• _REQUIREMENTS_: Extract all lines that hold the string "κατὰ".

======== RECORDS SHOWN ========

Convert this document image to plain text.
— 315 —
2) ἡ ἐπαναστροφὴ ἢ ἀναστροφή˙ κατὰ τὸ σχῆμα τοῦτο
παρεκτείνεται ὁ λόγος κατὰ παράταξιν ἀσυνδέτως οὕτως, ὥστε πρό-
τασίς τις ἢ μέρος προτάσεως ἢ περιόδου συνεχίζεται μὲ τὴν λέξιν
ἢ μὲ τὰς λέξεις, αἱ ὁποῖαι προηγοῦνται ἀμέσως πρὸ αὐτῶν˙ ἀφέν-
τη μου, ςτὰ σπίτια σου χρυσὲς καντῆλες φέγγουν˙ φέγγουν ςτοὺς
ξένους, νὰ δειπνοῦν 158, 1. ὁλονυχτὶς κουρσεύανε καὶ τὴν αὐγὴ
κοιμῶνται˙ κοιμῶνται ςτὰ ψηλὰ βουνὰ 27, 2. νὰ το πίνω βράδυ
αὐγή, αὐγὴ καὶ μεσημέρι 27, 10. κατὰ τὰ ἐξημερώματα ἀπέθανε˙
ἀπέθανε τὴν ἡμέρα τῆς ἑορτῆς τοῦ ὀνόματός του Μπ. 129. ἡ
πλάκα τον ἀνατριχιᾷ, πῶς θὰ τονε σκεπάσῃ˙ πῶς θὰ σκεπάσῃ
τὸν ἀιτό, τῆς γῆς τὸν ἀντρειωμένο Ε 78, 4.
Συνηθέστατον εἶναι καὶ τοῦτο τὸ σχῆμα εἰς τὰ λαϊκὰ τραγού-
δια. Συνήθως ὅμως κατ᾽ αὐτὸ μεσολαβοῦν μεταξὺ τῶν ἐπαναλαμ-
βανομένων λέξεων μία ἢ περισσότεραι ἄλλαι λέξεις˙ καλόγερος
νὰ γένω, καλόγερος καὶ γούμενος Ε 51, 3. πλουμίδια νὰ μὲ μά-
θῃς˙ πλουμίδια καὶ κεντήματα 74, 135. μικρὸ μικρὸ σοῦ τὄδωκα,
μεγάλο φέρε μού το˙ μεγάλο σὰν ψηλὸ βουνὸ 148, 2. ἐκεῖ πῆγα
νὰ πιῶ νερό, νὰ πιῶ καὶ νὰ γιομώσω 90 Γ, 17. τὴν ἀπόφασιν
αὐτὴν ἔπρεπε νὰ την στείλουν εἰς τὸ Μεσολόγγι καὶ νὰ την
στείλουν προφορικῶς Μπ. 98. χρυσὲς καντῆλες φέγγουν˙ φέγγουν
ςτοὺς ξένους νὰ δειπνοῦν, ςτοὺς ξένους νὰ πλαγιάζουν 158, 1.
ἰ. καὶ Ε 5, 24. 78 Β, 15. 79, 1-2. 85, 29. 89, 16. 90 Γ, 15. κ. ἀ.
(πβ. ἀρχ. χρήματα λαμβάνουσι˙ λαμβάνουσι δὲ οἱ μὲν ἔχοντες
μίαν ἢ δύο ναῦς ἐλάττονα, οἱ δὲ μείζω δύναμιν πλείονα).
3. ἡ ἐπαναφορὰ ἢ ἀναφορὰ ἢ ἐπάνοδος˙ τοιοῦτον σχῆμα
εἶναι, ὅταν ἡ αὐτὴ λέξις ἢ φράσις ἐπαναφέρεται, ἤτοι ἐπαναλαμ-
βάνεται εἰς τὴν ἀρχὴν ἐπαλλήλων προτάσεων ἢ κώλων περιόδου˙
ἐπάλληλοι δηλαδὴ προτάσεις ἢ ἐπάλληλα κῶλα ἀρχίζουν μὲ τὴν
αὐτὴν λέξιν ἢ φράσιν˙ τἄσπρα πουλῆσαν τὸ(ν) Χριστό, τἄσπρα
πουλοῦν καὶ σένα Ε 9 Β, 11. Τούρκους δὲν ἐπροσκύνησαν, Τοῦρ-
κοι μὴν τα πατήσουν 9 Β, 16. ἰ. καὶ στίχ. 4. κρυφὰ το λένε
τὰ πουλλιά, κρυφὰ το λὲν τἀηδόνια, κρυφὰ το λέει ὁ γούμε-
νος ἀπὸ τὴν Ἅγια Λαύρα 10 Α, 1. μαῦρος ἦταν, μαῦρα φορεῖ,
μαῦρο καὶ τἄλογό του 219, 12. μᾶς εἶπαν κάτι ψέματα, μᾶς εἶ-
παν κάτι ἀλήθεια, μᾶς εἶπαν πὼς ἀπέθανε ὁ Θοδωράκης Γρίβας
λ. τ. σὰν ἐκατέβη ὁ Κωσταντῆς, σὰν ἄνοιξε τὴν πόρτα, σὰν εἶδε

========

• _COMPLETED EXERCISE_:
2) ἡ ἐπαναστροφὴ ἢ ἀναστροφή˙ κατὰ τὸ σχῆμα τοῦτο
παρεκτείνεται ὁ λόγος κατὰ παράταξιν ἀσυνδέτως οὕτως, ὥστε πρό-
αὐγή, αὐγὴ καὶ μεσημέρι 27, 10. κατὰ τὰ ἐξημερώματα ἀπέθανε˙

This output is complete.